>> start Raw records

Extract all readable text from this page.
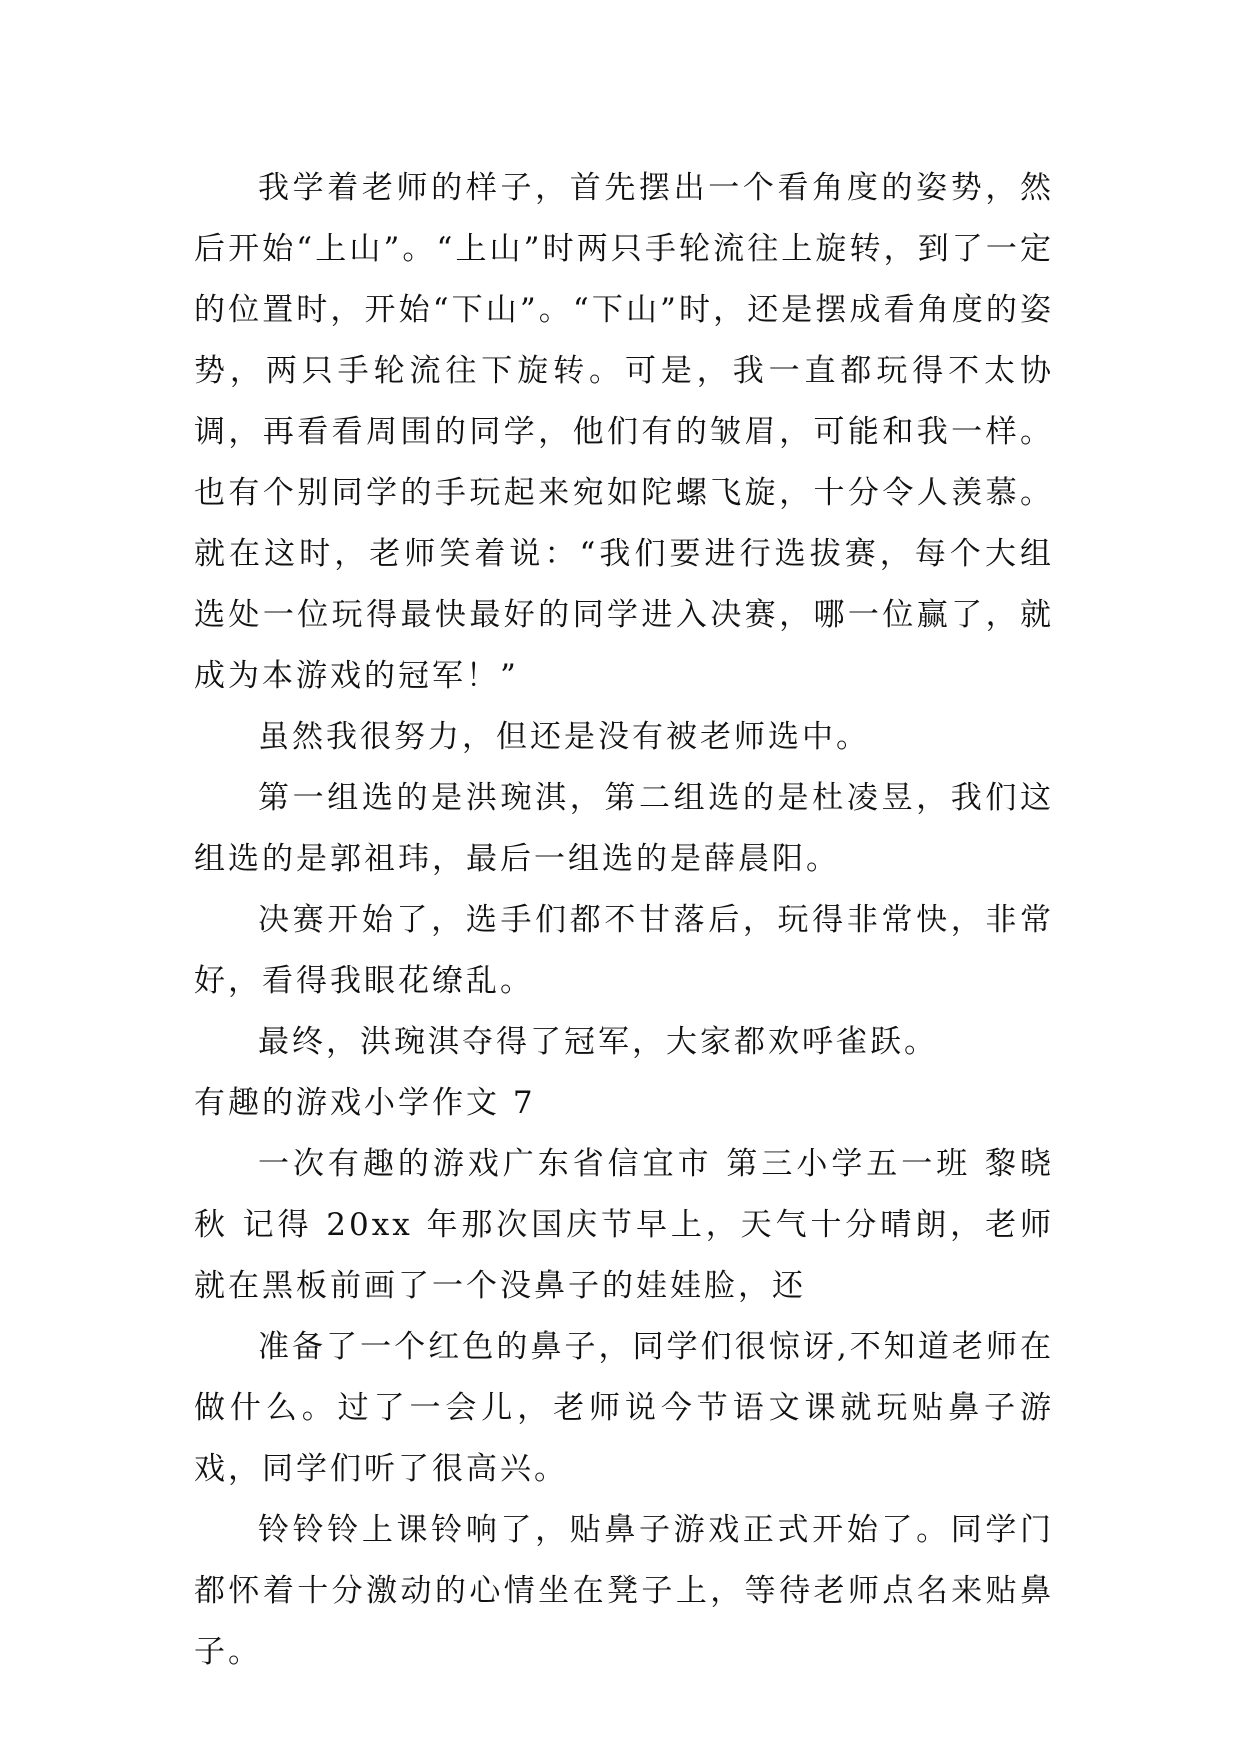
我学着老师的样子，首先摆出一个看角度的姿势，然后开始“上山”。“上山”时两只手轮流往上旋转，到了一定的位置时，开始“下山”。“下山”时，还是摆成看角度的姿势，两只手轮流往下旋转。可是，我一直都玩得不太协调，再看看周围的同学，他们有的皱眉，可能和我一样。也有个别同学的手玩起来宛如陀螺飞旋，十分令人羡慕。就在这时，老师笑着说：“我们要进行选拔赛，每个大组选处一位玩得最快最好的同学进入决赛，哪一位赢了，就成为本游戏的冠军！”

虽然我很努力，但还是没有被老师选中。

第一组选的是洪琬淇，第二组选的是杜凌昱，我们这组选的是郭祖玮，最后一组选的是薛晨阳。

决赛开始了，选手们都不甘落后，玩得非常快，非常好，看得我眼花缭乱。

最终，洪琬淇夺得了冠军，大家都欢呼雀跃。

有趣的游戏小学作文 7

一次有趣的游戏广东省信宜市 第三小学五一班 黎晓秋 记得 20xx 年那次国庆节早上，天气十分晴朗，老师就在黑板前画了一个没鼻子的娃娃脸，还

准备了一个红色的鼻子，同学们很惊讶,不知道老师在做什么。过了一会儿，老师说今节语文课就玩贴鼻子游戏，同学们听了很高兴。

铃铃铃上课铃响了，贴鼻子游戏正式开始了。同学门都怀着十分激动的心情坐在凳子上，等待老师点名来贴鼻子。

>> end Raw records

» **Task requirements**: Write out the material above again, word for word, minus its pictures.

» **Task answer**:
Extract all readable text from this page.
我学着老师的样子，首先摆出一个看角度的姿势，然后开始“上山”。“上山”时两只手轮流往上旋转，到了一定的位置时，开始“下山”。“下山”时，还是摆成看角度的姿势，两只手轮流往下旋转。可是，我一直都玩得不太协调，再看看周围的同学，他们有的皱眉，可能和我一样。也有个别同学的手玩起来宛如陀螺飞旋，十分令人羡慕。就在这时，老师笑着说：“我们要进行选拔赛，每个大组选处一位玩得最快最好的同学进入决赛，哪一位赢了，就成为本游戏的冠军！”

虽然我很努力，但还是没有被老师选中。

第一组选的是洪琬淇，第二组选的是杜凌昱，我们这组选的是郭祖玮，最后一组选的是薛晨阳。

决赛开始了，选手们都不甘落后，玩得非常快，非常好，看得我眼花缭乱。

最终，洪琬淇夺得了冠军，大家都欢呼雀跃。

有趣的游戏小学作文 7

一次有趣的游戏广东省信宜市 第三小学五一班 黎晓秋 记得 20xx 年那次国庆节早上，天气十分晴朗，老师就在黑板前画了一个没鼻子的娃娃脸，还

准备了一个红色的鼻子，同学们很惊讶,不知道老师在做什么。过了一会儿，老师说今节语文课就玩贴鼻子游戏，同学们听了很高兴。

铃铃铃上课铃响了，贴鼻子游戏正式开始了。同学门都怀着十分激动的心情坐在凳子上，等待老师点名来贴鼻子。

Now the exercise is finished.